> Set task:
Write down every entry below once more, exactly.

Data excerpts:
══════════════════════════════
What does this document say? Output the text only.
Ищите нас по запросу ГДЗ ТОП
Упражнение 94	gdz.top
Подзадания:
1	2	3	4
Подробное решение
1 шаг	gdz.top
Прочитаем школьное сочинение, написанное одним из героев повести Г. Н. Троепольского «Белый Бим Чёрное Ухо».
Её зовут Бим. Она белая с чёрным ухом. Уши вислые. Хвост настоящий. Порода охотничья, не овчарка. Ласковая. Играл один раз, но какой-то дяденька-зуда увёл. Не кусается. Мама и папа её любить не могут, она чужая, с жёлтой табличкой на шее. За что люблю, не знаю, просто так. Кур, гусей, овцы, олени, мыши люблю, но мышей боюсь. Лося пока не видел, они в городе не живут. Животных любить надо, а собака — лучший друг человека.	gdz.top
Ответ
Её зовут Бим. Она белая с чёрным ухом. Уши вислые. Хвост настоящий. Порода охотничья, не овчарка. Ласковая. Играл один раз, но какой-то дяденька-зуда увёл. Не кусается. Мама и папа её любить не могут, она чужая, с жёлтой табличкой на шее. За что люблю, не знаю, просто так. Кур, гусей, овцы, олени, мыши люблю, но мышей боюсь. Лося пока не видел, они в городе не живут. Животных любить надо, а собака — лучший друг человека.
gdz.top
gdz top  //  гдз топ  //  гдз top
══════════════════════════════
> Answer:
What does this document say? Output the text only.
Ищите нас по запросу ГДЗ ТОП
Упражнение 94	gdz.top
Подзадания:
1	2	3	4
Подробное решение
1 шаг	gdz.top
Прочитаем школьное сочинение, написанное одним из героев повести Г. Н. Троепольского «Белый Бим Чёрное Ухо».
Её зовут Бим. Она белая с чёрным ухом. Уши вислые. Хвост настоящий. Порода охотничья, не овчарка. Ласковая. Играл один раз, но какой-то дяденька-зуда увёл. Не кусается. Мама и папа её любить не могут, она чужая, с жёлтой табличкой на шее. За что люблю, не знаю, просто так. Кур, гусей, овцы, олени, мыши люблю, но мышей боюсь. Лося пока не видел, они в городе не живут. Животных любить надо, а собака — лучший друг человека.	gdz.top
Ответ
Её зовут Бим. Она белая с чёрным ухом. Уши вислые. Хвост настоящий. Порода охотничья, не овчарка. Ласковая. Играл один раз, но какой-то дяденька-зуда увёл. Не кусается. Мама и папа её любить не могут, она чужая, с жёлтой табличкой на шее. За что люблю, не знаю, просто так. Кур, гусей, овцы, олени, мыши люблю, но мышей боюсь. Лося пока не видел, они в городе не живут. Животных любить надо, а собака — лучший друг человека.
gdz.top
gdz top  //  гдз топ  //  гдз top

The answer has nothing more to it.